The problem>
Select each line where the word "name" appears.

Extracts from a graphics dataset>
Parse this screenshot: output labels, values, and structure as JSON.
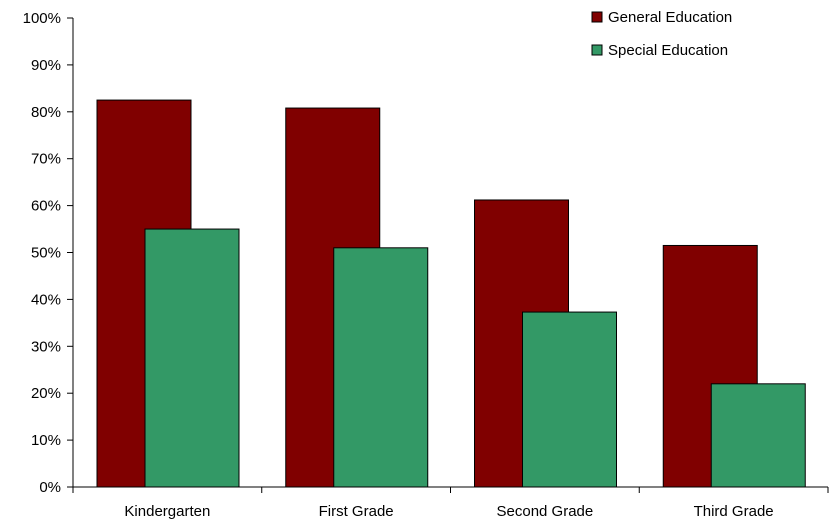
{
  "chart_data": {
    "type": "bar",
    "categories": [
      "Kindergarten",
      "First Grade",
      "Second Grade",
      "Third Grade"
    ],
    "series": [
      {
        "name": "General Education",
        "values": [
          82.5,
          80.8,
          61.2,
          51.5
        ],
        "color": "#800000"
      },
      {
        "name": "Special Education",
        "values": [
          55.0,
          51.0,
          37.3,
          22.0
        ],
        "color": "#339966"
      }
    ],
    "ylim": [
      0,
      100
    ],
    "yticks": [
      0,
      10,
      20,
      30,
      40,
      50,
      60,
      70,
      80,
      90,
      100
    ],
    "ytick_labels": [
      "0%",
      "10%",
      "20%",
      "30%",
      "40%",
      "50%",
      "60%",
      "70%",
      "80%",
      "90%",
      "100%"
    ],
    "grid": false,
    "legend_position": "top-right",
    "bar_layout": "overlapping"
  }
}
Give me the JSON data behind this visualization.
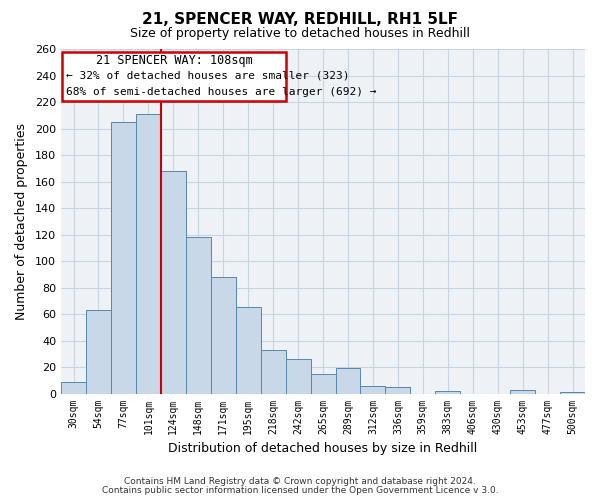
{
  "title": "21, SPENCER WAY, REDHILL, RH1 5LF",
  "subtitle": "Size of property relative to detached houses in Redhill",
  "xlabel": "Distribution of detached houses by size in Redhill",
  "ylabel": "Number of detached properties",
  "bin_labels": [
    "30sqm",
    "54sqm",
    "77sqm",
    "101sqm",
    "124sqm",
    "148sqm",
    "171sqm",
    "195sqm",
    "218sqm",
    "242sqm",
    "265sqm",
    "289sqm",
    "312sqm",
    "336sqm",
    "359sqm",
    "383sqm",
    "406sqm",
    "430sqm",
    "453sqm",
    "477sqm",
    "500sqm"
  ],
  "bar_heights": [
    9,
    63,
    205,
    211,
    168,
    118,
    88,
    65,
    33,
    26,
    15,
    19,
    6,
    5,
    0,
    2,
    0,
    0,
    3,
    0,
    1
  ],
  "bar_color": "#c8d8e8",
  "bar_edge_color": "#5588aa",
  "grid_color": "#c8d4e0",
  "background_color": "#eef2f7",
  "vline_x_index": 3,
  "vline_color": "#cc0000",
  "annotation_title": "21 SPENCER WAY: 108sqm",
  "annotation_line1": "← 32% of detached houses are smaller (323)",
  "annotation_line2": "68% of semi-detached houses are larger (692) →",
  "annotation_box_color": "#cc0000",
  "ylim": [
    0,
    260
  ],
  "yticks": [
    0,
    20,
    40,
    60,
    80,
    100,
    120,
    140,
    160,
    180,
    200,
    220,
    240,
    260
  ],
  "footer1": "Contains HM Land Registry data © Crown copyright and database right 2024.",
  "footer2": "Contains public sector information licensed under the Open Government Licence v 3.0."
}
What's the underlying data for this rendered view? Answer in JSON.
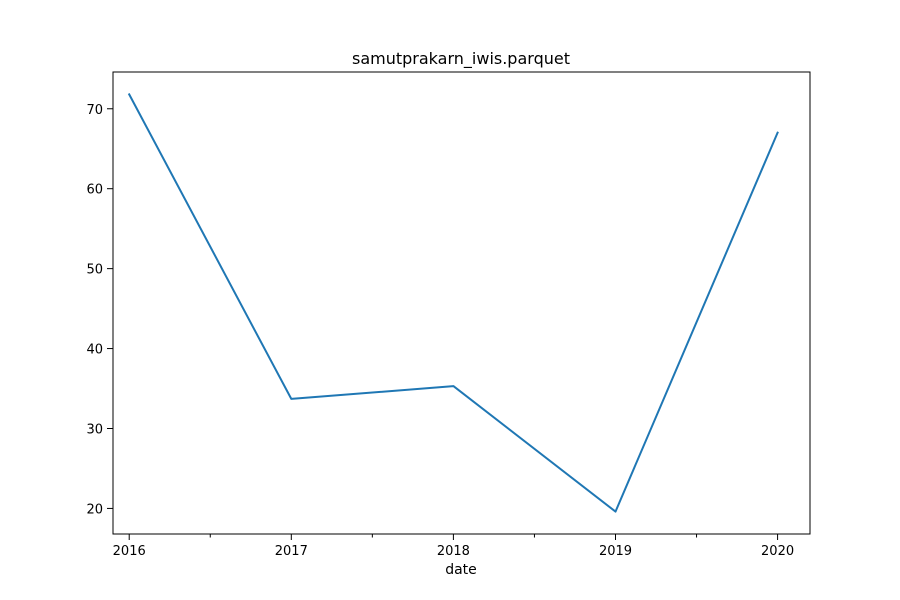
{
  "chart_data": {
    "type": "line",
    "title": "samutprakarn_iwis.parquet",
    "xlabel": "date",
    "ylabel": "",
    "x": [
      "2016",
      "2017",
      "2018",
      "2019",
      "2020"
    ],
    "series": [
      {
        "values": [
          71.8,
          33.7,
          35.3,
          19.6,
          67.0
        ],
        "color": "#1f77b4"
      }
    ],
    "xlim": [
      2015.9,
      2020.2
    ],
    "ylim": [
      16.8,
      74.6
    ],
    "yticks": [
      20,
      30,
      40,
      50,
      60,
      70
    ],
    "grid": false,
    "legend": false
  }
}
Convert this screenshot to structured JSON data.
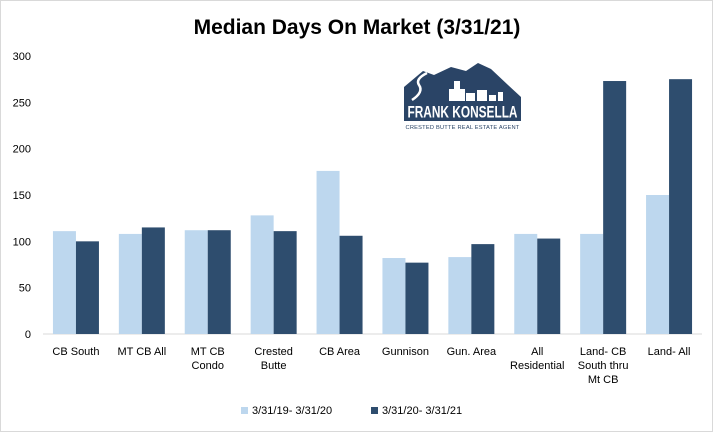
{
  "chart_data": {
    "type": "bar",
    "title": "Median Days On Market (3/31/21)",
    "categories": [
      [
        "CB South"
      ],
      [
        "MT CB All"
      ],
      [
        "MT CB",
        "Condo"
      ],
      [
        "Crested",
        "Butte"
      ],
      [
        "CB Area"
      ],
      [
        "Gunnison"
      ],
      [
        "Gun. Area"
      ],
      [
        "All",
        "Residential"
      ],
      [
        "Land- CB",
        "South thru",
        "Mt CB"
      ],
      [
        "Land- All"
      ]
    ],
    "series": [
      {
        "name": "3/31/19- 3/31/20",
        "color": "#bdd7ee",
        "values": [
          111,
          108,
          112,
          128,
          176,
          82,
          83,
          108,
          108,
          150
        ]
      },
      {
        "name": "3/31/20- 3/31/21",
        "color": "#2e4d6e",
        "values": [
          100,
          115,
          112,
          111,
          106,
          77,
          97,
          103,
          273,
          275
        ]
      }
    ],
    "ylim": [
      0,
      300
    ],
    "yticks": [
      0,
      50,
      100,
      150,
      200,
      250,
      300
    ],
    "grid": false,
    "legend_position": "bottom"
  },
  "logo": {
    "name": "FRANK KONSELLA",
    "tagline": "CRESTED BUTTE REAL ESTATE AGENT",
    "colors": {
      "mountain": "#2a4466",
      "text": "#ffffff"
    }
  }
}
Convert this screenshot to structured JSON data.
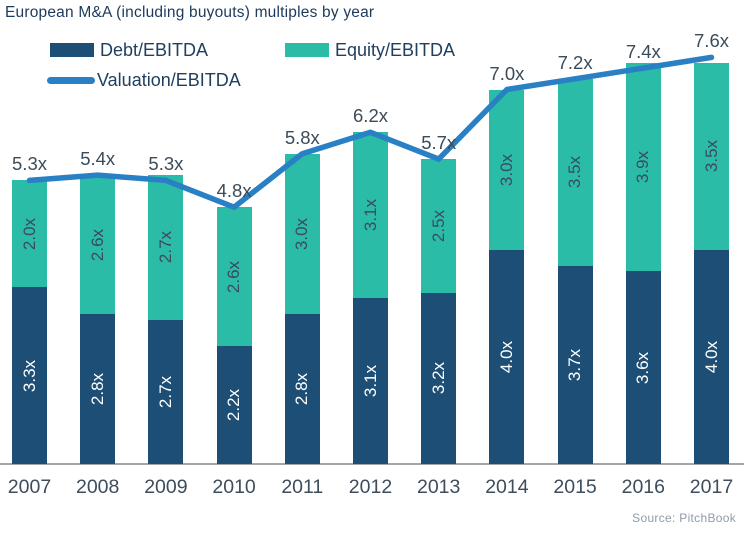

Response>
        "name": "General Education",
        "name": "Special Education",
        "name": "3/31/19- 3/31/20",
        "name": "3/31/20- 3/31/21",
    "name": "FRANK KONSELLA",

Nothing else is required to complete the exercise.